■ Dataset records ■
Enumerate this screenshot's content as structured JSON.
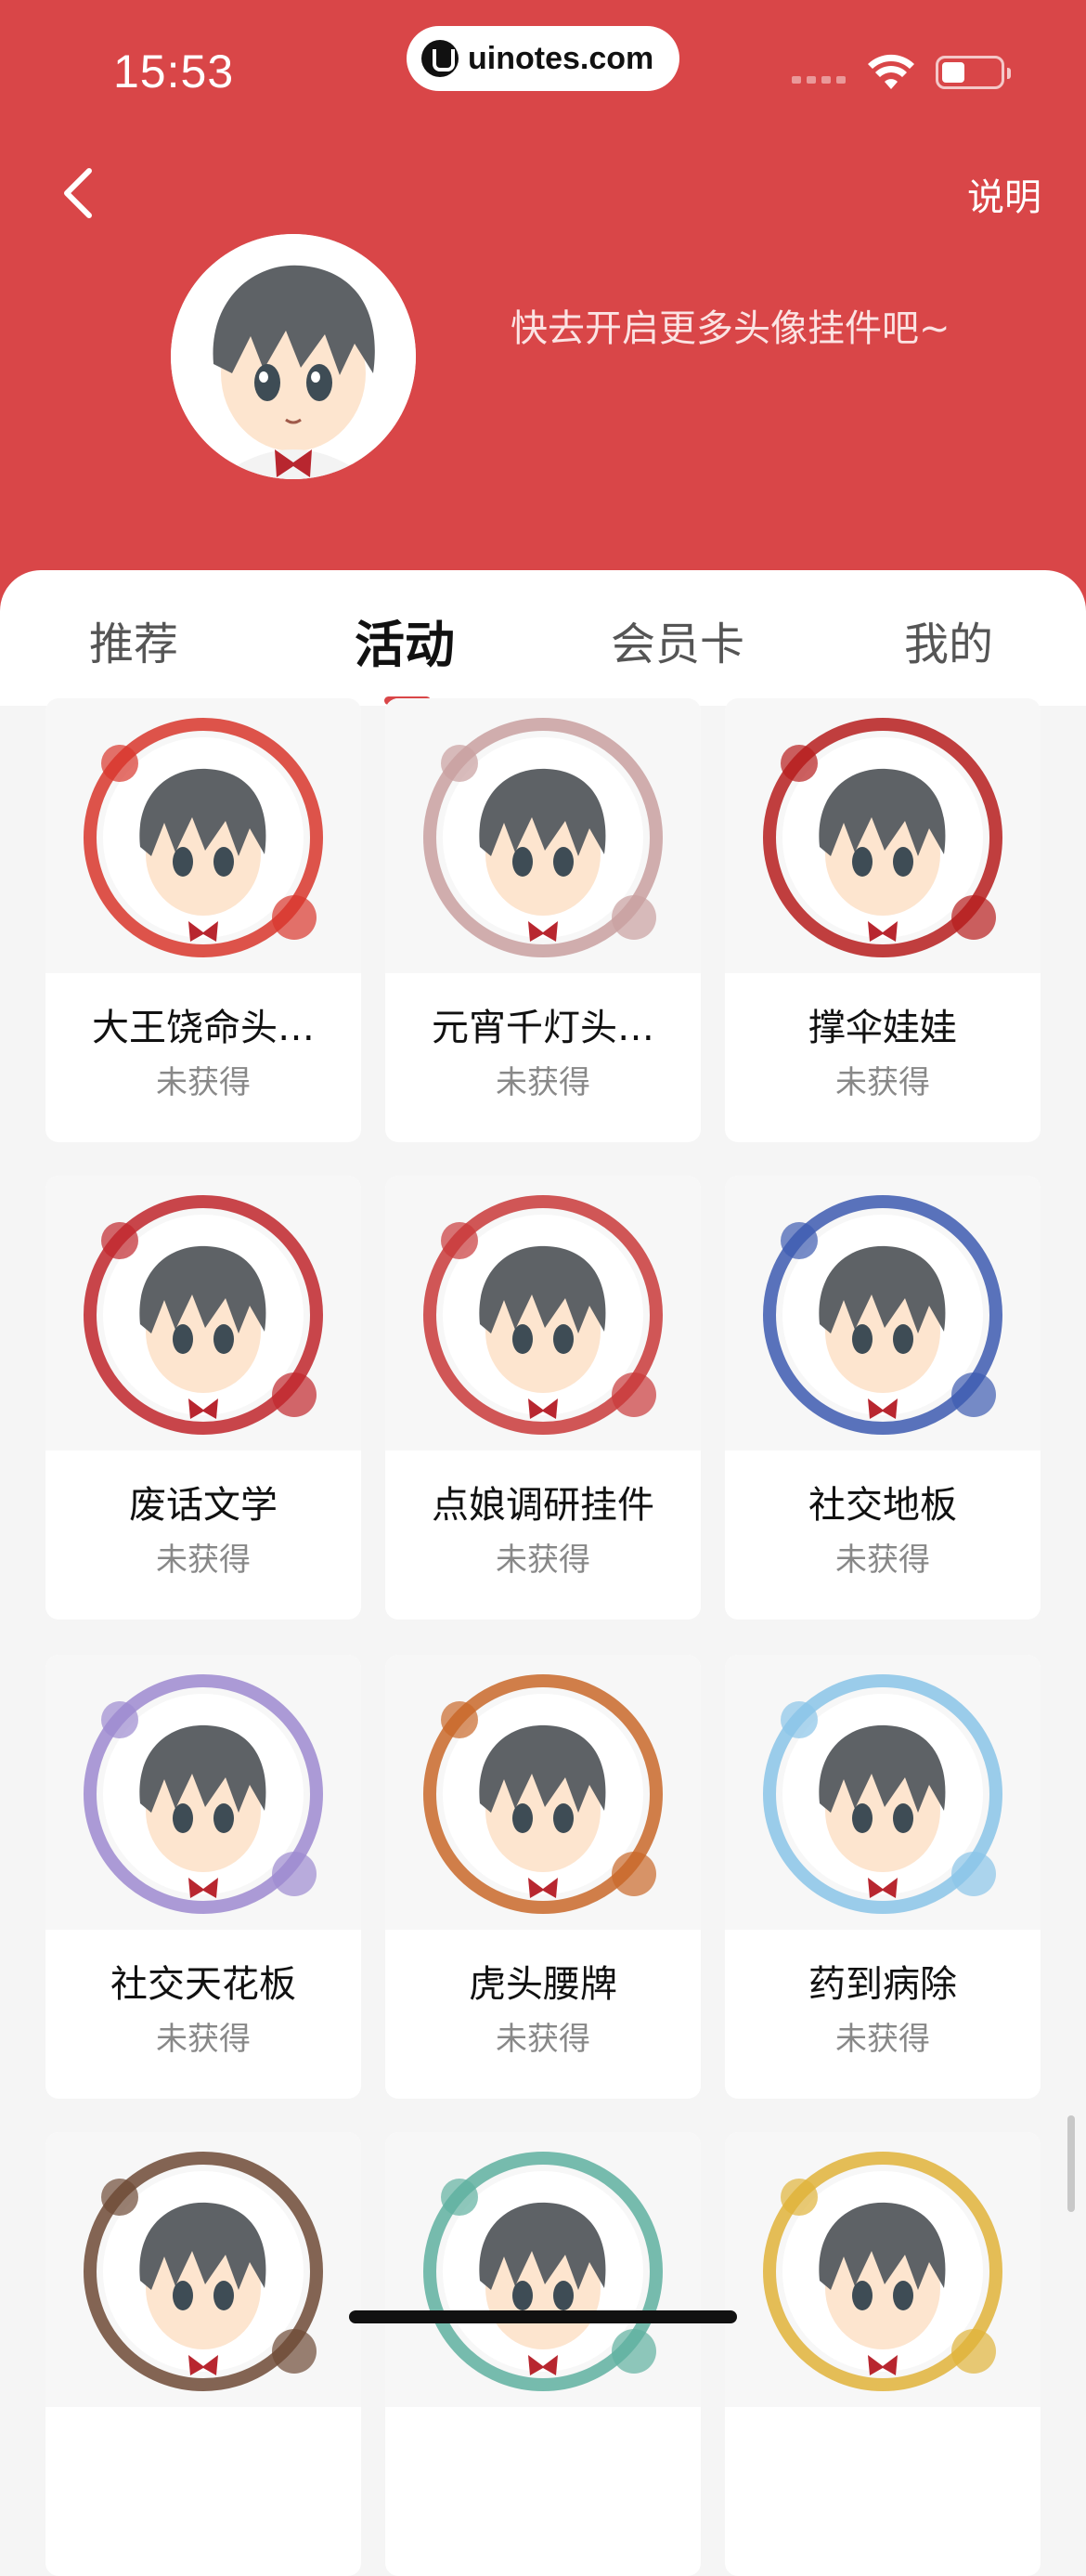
{
  "status_bar": {
    "time": "15:53",
    "url": "uinotes.com"
  },
  "header": {
    "help_label": "说明",
    "promo_text": "快去开启更多头像挂件吧~"
  },
  "tabs": [
    {
      "label": "推荐",
      "active": false
    },
    {
      "label": "活动",
      "active": true
    },
    {
      "label": "会员卡",
      "active": false
    },
    {
      "label": "我的",
      "active": false
    }
  ],
  "colors": {
    "brand_red": "#d94648",
    "text_dark": "#111111",
    "text_muted": "#888888"
  },
  "pendants": [
    {
      "name": "大王饶命头…",
      "status": "未获得",
      "icon": "fox-spirit-frame-icon"
    },
    {
      "name": "元宵千灯头…",
      "status": "未获得",
      "icon": "lantern-frame-icon"
    },
    {
      "name": "撑伞娃娃",
      "status": "未获得",
      "icon": "umbrella-doll-frame-icon"
    },
    {
      "name": "废话文学",
      "status": "未获得",
      "icon": "nonsense-literature-frame-icon"
    },
    {
      "name": "点娘调研挂件",
      "status": "未获得",
      "icon": "survey-girl-frame-icon"
    },
    {
      "name": "社交地板",
      "status": "未获得",
      "icon": "snorkel-frame-icon"
    },
    {
      "name": "社交天花板",
      "status": "未获得",
      "icon": "speech-bubble-frame-icon"
    },
    {
      "name": "虎头腰牌",
      "status": "未获得",
      "icon": "tiger-badge-frame-icon"
    },
    {
      "name": "药到病除",
      "status": "未获得",
      "icon": "pill-frame-icon"
    },
    {
      "name": "",
      "status": "",
      "icon": "ice-cream-frame-icon"
    },
    {
      "name": "",
      "status": "",
      "icon": "cloud-dragon-frame-icon"
    },
    {
      "name": "",
      "status": "",
      "icon": "gold-coin-frame-icon"
    }
  ]
}
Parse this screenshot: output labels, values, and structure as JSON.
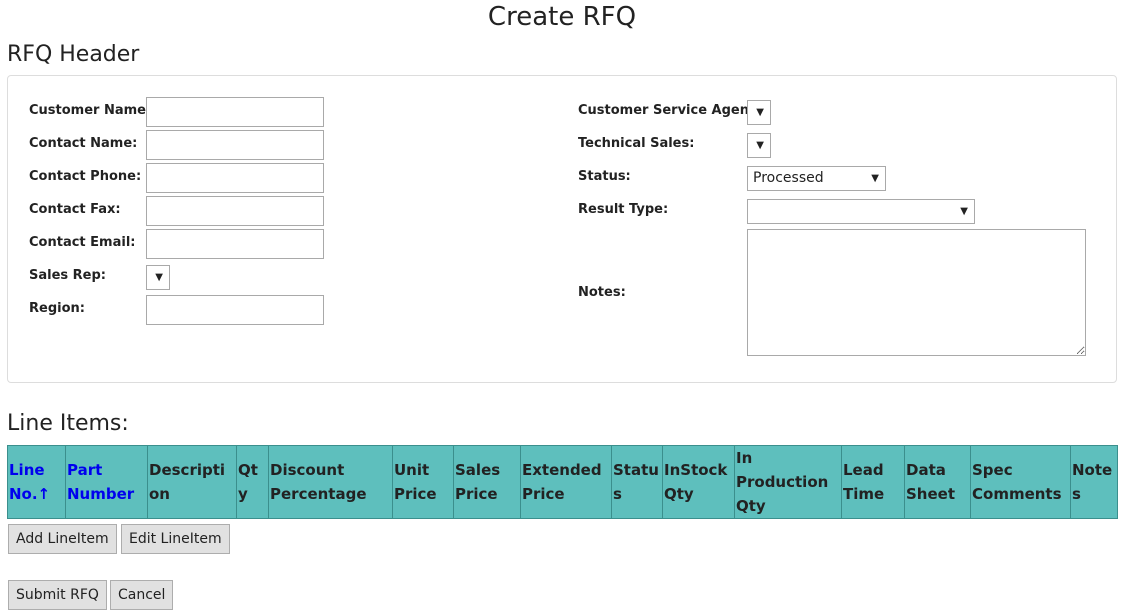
{
  "page": {
    "title": "Create RFQ"
  },
  "header_section": {
    "title": "RFQ Header",
    "left_fields": [
      {
        "label": "Customer Name:",
        "value": ""
      },
      {
        "label": "Contact Name:",
        "value": ""
      },
      {
        "label": "Contact Phone:",
        "value": ""
      },
      {
        "label": "Contact Fax:",
        "value": ""
      },
      {
        "label": "Contact Email:",
        "value": ""
      },
      {
        "label": "Sales Rep:",
        "value": ""
      },
      {
        "label": "Region:",
        "value": ""
      }
    ],
    "right_fields": [
      {
        "label": "Customer Service Agent:",
        "value": ""
      },
      {
        "label": "Technical Sales:",
        "value": ""
      },
      {
        "label": "Status:",
        "value": "Processed"
      },
      {
        "label": "Result Type:",
        "value": ""
      },
      {
        "label": "Notes:",
        "value": ""
      }
    ],
    "dropdown_arrow": "▼"
  },
  "line_items": {
    "title": "Line Items:",
    "columns": [
      "Line No.↑",
      "Part Number",
      "Description",
      "Qty",
      "Discount Percentage",
      "Unit Price",
      "Sales Price",
      "Extended Price",
      "Status",
      "InStock Qty",
      "In Production Qty",
      "Lead Time",
      "Data Sheet",
      "Spec Comments",
      "Notes"
    ],
    "header_color": "#5ebfbd",
    "link_color": "#0000ee"
  },
  "buttons": {
    "add_lineitem": "Add LineItem",
    "edit_lineitem": "Edit LineItem",
    "submit_rfq": "Submit RFQ",
    "cancel": "Cancel"
  }
}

■ GIVEN REQUEST ■
Show every line in the records above that contains the word "Customer".

■ ANSWER TO THE TASK ■
        "label": "Customer Name:",
        "label": "Customer Service Agent:",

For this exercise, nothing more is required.